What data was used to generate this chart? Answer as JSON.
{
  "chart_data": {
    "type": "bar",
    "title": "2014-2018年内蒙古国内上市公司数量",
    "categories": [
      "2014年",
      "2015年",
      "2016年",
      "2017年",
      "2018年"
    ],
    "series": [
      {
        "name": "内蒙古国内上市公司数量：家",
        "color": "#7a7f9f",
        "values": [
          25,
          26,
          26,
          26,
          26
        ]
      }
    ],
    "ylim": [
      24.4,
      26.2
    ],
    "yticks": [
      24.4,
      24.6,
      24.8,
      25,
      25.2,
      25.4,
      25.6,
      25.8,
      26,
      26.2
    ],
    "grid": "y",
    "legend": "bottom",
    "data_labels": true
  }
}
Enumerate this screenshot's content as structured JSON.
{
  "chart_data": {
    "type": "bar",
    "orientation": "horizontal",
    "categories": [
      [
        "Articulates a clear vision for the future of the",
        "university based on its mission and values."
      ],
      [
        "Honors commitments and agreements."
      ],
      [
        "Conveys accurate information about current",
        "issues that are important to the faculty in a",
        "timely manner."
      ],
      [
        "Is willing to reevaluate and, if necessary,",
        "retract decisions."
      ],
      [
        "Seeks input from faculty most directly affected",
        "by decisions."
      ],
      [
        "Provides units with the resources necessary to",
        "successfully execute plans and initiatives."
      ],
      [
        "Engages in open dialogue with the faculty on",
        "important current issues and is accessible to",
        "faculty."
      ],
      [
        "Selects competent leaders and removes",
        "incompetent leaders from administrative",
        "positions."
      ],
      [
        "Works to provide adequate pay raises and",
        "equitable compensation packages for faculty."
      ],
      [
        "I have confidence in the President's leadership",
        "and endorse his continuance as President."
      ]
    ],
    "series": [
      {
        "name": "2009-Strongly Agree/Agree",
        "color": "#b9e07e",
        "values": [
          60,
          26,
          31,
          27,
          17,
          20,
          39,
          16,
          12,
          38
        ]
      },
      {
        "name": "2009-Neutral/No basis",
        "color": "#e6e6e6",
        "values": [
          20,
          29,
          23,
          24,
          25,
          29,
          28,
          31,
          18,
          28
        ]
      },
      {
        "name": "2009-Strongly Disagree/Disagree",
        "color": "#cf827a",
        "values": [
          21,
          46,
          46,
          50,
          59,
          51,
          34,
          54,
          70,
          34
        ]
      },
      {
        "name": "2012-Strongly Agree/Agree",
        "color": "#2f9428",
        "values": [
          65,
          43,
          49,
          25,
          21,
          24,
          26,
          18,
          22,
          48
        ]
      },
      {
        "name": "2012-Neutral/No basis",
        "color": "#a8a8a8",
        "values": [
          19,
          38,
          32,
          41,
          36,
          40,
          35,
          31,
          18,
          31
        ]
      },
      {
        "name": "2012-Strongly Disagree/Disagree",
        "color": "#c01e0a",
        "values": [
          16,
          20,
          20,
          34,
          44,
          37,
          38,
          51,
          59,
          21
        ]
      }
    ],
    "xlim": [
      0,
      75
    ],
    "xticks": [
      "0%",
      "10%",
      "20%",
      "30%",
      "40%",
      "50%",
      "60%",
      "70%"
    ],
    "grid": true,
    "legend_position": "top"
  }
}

◆ ◆ ◆ ◆

Task goal: Retype all of the entries precisely as they are.

Result of this task:
What data was used to generate this chart? Answer as JSON.
{
  "chart_data": {
    "type": "bar",
    "title": "2014-2018年内蒙古国内上市公司数量",
    "categories": [
      "2014年",
      "2015年",
      "2016年",
      "2017年",
      "2018年"
    ],
    "series": [
      {
        "name": "内蒙古国内上市公司数量：家",
        "color": "#7a7f9f",
        "values": [
          25,
          26,
          26,
          26,
          26
        ]
      }
    ],
    "ylim": [
      24.4,
      26.2
    ],
    "yticks": [
      24.4,
      24.6,
      24.8,
      25,
      25.2,
      25.4,
      25.6,
      25.8,
      26,
      26.2
    ],
    "grid": "y",
    "legend": "bottom",
    "data_labels": true
  }
}
Enumerate this screenshot's content as structured JSON.
{
  "chart_data": {
    "type": "bar",
    "orientation": "horizontal",
    "categories": [
      [
        "Articulates a clear vision for the future of the",
        "university based on its mission and values."
      ],
      [
        "Honors commitments and agreements."
      ],
      [
        "Conveys accurate information about current",
        "issues that are important to the faculty in a",
        "timely manner."
      ],
      [
        "Is willing to reevaluate and, if necessary,",
        "retract decisions."
      ],
      [
        "Seeks input from faculty most directly affected",
        "by decisions."
      ],
      [
        "Provides units with the resources necessary to",
        "successfully execute plans and initiatives."
      ],
      [
        "Engages in open dialogue with the faculty on",
        "important current issues and is accessible to",
        "faculty."
      ],
      [
        "Selects competent leaders and removes",
        "incompetent leaders from administrative",
        "positions."
      ],
      [
        "Works to provide adequate pay raises and",
        "equitable compensation packages for faculty."
      ],
      [
        "I have confidence in the President's leadership",
        "and endorse his continuance as President."
      ]
    ],
    "series": [
      {
        "name": "2009-Strongly Agree/Agree",
        "color": "#b9e07e",
        "values": [
          60,
          26,
          31,
          27,
          17,
          20,
          39,
          16,
          12,
          38
        ]
      },
      {
        "name": "2009-Neutral/No basis",
        "color": "#e6e6e6",
        "values": [
          20,
          29,
          23,
          24,
          25,
          29,
          28,
          31,
          18,
          28
        ]
      },
      {
        "name": "2009-Strongly Disagree/Disagree",
        "color": "#cf827a",
        "values": [
          21,
          46,
          46,
          50,
          59,
          51,
          34,
          54,
          70,
          34
        ]
      },
      {
        "name": "2012-Strongly Agree/Agree",
        "color": "#2f9428",
        "values": [
          65,
          43,
          49,
          25,
          21,
          24,
          26,
          18,
          22,
          48
        ]
      },
      {
        "name": "2012-Neutral/No basis",
        "color": "#a8a8a8",
        "values": [
          19,
          38,
          32,
          41,
          36,
          40,
          35,
          31,
          18,
          31
        ]
      },
      {
        "name": "2012-Strongly Disagree/Disagree",
        "color": "#c01e0a",
        "values": [
          16,
          20,
          20,
          34,
          44,
          37,
          38,
          51,
          59,
          21
        ]
      }
    ],
    "xlim": [
      0,
      75
    ],
    "xticks": [
      "0%",
      "10%",
      "20%",
      "30%",
      "40%",
      "50%",
      "60%",
      "70%"
    ],
    "grid": true,
    "legend_position": "top"
  }
}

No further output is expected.